* Task statement
Collect every line that includes the string "плечо".

* Dataset extract
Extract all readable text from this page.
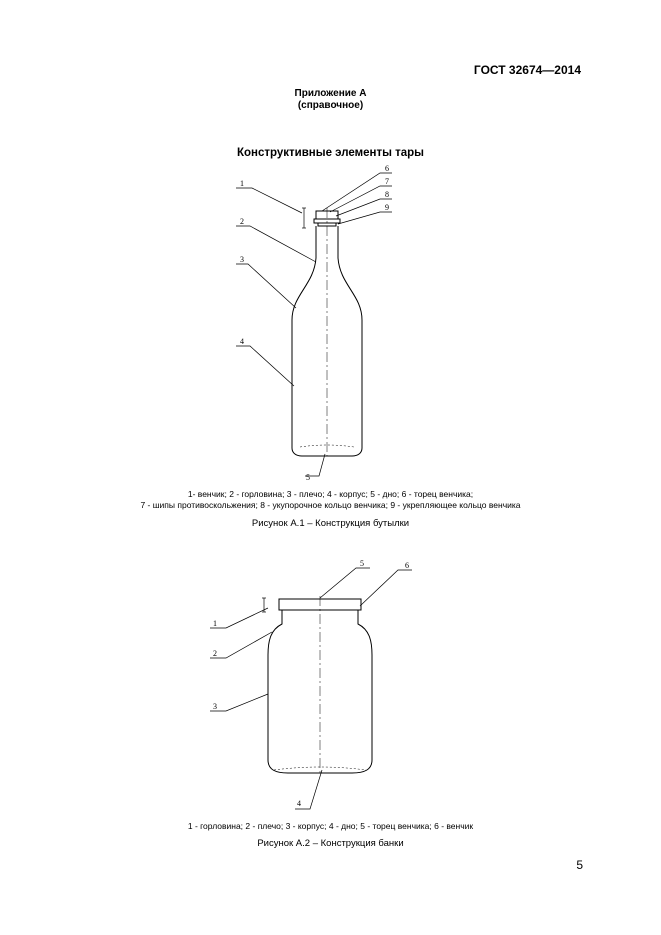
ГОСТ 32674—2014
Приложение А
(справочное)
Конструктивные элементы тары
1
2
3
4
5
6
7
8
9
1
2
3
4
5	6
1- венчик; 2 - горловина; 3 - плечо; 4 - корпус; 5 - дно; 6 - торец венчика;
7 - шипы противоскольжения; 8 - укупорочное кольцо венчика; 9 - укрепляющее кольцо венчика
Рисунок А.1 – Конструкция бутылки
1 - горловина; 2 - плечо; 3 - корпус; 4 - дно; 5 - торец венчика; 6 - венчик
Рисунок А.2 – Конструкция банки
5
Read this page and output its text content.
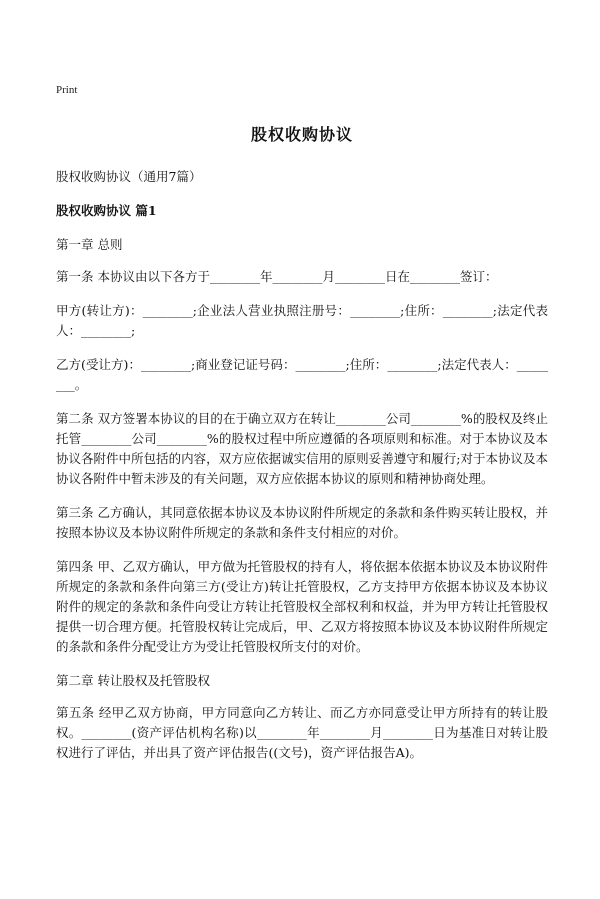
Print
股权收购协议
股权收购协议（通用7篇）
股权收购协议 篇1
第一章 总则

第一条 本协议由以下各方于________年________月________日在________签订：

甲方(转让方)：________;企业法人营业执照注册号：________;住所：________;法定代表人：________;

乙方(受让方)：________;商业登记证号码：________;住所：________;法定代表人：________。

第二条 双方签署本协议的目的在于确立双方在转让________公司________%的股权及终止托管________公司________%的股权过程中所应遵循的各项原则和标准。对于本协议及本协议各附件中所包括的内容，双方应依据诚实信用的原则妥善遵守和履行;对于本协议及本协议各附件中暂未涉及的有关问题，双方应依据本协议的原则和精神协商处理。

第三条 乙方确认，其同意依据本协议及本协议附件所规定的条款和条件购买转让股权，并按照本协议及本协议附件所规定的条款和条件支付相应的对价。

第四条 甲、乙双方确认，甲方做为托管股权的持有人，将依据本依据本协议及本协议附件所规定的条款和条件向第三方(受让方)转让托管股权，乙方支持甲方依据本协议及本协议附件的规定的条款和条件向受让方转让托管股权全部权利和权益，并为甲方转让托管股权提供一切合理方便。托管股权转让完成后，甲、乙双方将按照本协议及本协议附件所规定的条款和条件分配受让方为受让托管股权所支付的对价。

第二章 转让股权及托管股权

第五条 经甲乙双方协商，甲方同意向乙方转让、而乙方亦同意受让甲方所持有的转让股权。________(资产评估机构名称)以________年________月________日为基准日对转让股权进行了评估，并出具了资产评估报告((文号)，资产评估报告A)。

==

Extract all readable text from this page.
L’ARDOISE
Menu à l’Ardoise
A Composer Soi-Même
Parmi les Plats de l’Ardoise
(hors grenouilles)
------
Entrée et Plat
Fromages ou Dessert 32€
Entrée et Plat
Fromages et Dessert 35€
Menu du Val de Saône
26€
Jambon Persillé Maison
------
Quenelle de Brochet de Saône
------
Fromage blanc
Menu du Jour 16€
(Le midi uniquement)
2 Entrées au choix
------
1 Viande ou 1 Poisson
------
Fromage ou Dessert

* Answer for the task
1- венчик; 2 - горловина; 3 - плечо; 4 - корпус; 5 - дно; 6 - торец венчика;
1 - горловина; 2 - плечо; 3 - корпус; 4 - дно; 5 - торец венчика; 6 - венчик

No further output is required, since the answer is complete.